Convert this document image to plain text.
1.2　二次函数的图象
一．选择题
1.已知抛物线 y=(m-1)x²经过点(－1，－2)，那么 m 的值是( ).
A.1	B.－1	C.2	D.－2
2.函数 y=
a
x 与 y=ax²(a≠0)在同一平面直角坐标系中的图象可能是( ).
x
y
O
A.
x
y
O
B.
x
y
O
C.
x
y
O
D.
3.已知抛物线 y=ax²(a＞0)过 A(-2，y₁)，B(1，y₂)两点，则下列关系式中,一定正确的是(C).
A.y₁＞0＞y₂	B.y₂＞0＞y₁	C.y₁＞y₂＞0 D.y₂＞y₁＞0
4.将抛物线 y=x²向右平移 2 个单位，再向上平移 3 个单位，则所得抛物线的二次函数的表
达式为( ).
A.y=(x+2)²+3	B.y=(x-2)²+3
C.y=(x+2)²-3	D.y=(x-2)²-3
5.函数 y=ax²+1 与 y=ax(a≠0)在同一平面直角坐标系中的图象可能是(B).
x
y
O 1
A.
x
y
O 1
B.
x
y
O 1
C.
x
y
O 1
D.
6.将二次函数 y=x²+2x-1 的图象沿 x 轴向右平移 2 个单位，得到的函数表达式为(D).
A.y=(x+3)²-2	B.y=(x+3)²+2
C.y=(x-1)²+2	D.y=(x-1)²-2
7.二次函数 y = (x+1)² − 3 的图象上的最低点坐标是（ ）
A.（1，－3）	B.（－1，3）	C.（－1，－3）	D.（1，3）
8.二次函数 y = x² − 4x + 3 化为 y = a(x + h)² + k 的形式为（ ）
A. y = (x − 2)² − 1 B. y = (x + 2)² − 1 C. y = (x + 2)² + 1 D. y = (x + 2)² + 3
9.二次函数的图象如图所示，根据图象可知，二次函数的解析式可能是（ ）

---+---

What the task requires: Transcribe each entry precisely, missing none.

Complete answer:
Convert this document image to plain text.
1.2　二次函数的图象
一．选择题
1.已知抛物线 y=(m-1)x²经过点(－1，－2)，那么 m 的值是( ).
A.1	B.－1	C.2	D.－2
2.函数 y=
a
x 与 y=ax²(a≠0)在同一平面直角坐标系中的图象可能是( ).
x
y
O
A.
x
y
O
B.
x
y
O
C.
x
y
O
D.
3.已知抛物线 y=ax²(a＞0)过 A(-2，y₁)，B(1，y₂)两点，则下列关系式中,一定正确的是(C).
A.y₁＞0＞y₂	B.y₂＞0＞y₁	C.y₁＞y₂＞0 D.y₂＞y₁＞0
4.将抛物线 y=x²向右平移 2 个单位，再向上平移 3 个单位，则所得抛物线的二次函数的表
达式为( ).
A.y=(x+2)²+3	B.y=(x-2)²+3
C.y=(x+2)²-3	D.y=(x-2)²-3
5.函数 y=ax²+1 与 y=ax(a≠0)在同一平面直角坐标系中的图象可能是(B).
x
y
O 1
A.
x
y
O 1
B.
x
y
O 1
C.
x
y
O 1
D.
6.将二次函数 y=x²+2x-1 的图象沿 x 轴向右平移 2 个单位，得到的函数表达式为(D).
A.y=(x+3)²-2	B.y=(x+3)²+2
C.y=(x-1)²+2	D.y=(x-1)²-2
7.二次函数 y = (x+1)² − 3 的图象上的最低点坐标是（ ）
A.（1，－3）	B.（－1，3）	C.（－1，－3）	D.（1，3）
8.二次函数 y = x² − 4x + 3 化为 y = a(x + h)² + k 的形式为（ ）
A. y = (x − 2)² − 1 B. y = (x + 2)² − 1 C. y = (x + 2)² + 1 D. y = (x + 2)² + 3
9.二次函数的图象如图所示，根据图象可知，二次函数的解析式可能是（ ）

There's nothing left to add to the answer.